=== Stored rows ===
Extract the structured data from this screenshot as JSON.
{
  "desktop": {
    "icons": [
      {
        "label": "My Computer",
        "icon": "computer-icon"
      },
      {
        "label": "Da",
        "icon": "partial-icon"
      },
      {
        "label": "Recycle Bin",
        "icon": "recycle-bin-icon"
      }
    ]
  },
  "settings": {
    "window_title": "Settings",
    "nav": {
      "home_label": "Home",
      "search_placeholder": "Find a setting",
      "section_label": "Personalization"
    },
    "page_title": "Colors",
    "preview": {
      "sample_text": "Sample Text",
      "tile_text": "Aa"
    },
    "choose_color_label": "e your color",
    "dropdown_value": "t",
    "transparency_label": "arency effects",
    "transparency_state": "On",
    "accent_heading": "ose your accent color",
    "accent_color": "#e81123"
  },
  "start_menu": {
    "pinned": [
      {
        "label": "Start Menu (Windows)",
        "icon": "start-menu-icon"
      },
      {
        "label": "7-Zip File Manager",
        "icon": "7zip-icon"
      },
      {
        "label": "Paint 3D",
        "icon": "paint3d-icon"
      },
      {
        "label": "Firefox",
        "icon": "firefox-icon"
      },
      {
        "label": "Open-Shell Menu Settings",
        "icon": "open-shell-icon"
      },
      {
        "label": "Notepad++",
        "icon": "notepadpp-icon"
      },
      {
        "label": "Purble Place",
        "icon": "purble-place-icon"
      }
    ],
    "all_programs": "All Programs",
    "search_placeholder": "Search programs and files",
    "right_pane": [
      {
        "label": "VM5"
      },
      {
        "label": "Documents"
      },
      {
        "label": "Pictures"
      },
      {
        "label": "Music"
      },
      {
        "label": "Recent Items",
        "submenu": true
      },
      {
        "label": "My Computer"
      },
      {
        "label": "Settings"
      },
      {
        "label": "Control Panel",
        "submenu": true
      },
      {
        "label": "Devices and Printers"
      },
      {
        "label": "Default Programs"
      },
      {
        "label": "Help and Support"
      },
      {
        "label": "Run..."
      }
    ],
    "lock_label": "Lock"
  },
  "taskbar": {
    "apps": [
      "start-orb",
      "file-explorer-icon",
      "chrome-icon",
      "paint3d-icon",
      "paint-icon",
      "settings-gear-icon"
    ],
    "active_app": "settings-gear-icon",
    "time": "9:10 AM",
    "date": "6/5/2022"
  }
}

==

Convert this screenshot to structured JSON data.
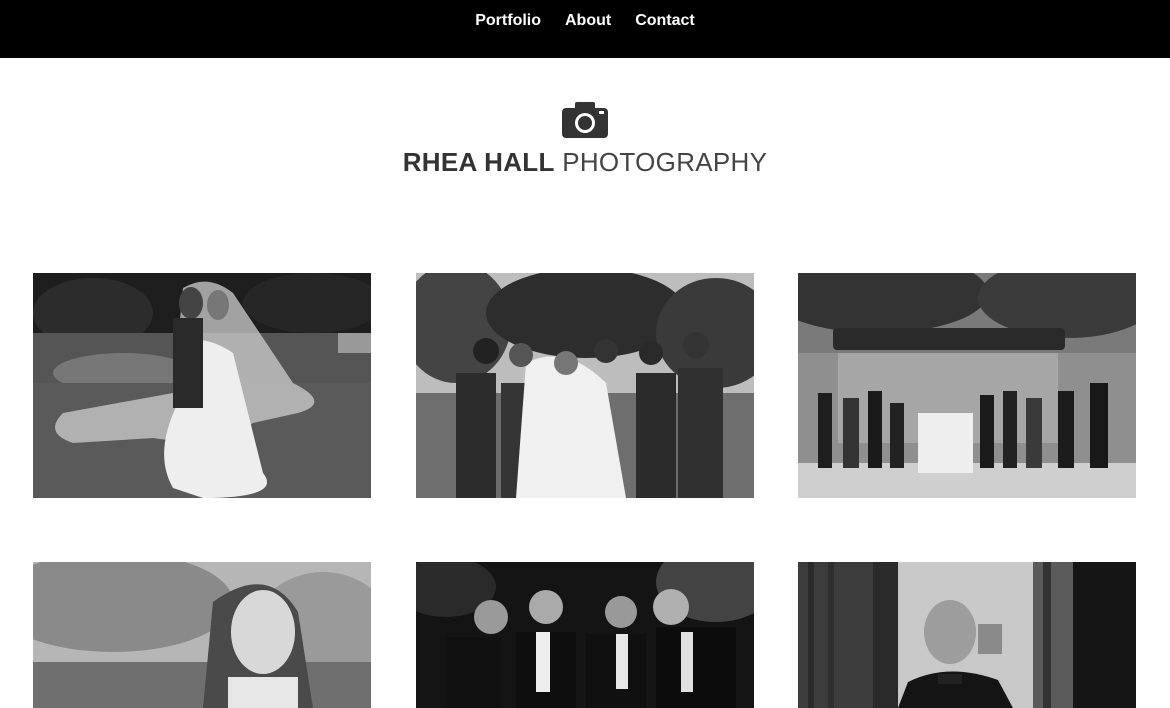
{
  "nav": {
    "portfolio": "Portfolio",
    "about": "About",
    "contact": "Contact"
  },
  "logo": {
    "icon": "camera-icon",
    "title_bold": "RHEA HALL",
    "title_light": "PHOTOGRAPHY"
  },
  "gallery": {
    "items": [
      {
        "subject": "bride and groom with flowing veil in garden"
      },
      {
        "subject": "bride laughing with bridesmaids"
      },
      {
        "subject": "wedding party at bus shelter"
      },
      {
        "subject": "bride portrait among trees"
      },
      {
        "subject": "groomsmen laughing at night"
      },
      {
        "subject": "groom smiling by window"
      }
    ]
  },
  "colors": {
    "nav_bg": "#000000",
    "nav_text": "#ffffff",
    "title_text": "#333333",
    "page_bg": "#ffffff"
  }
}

=== The request ===
Where a line contains the string "data", extract that line.

=== Answer to the problem ===
Extract the structured data from this screenshot as JSON.
Convert this screenshot to structured JSON data.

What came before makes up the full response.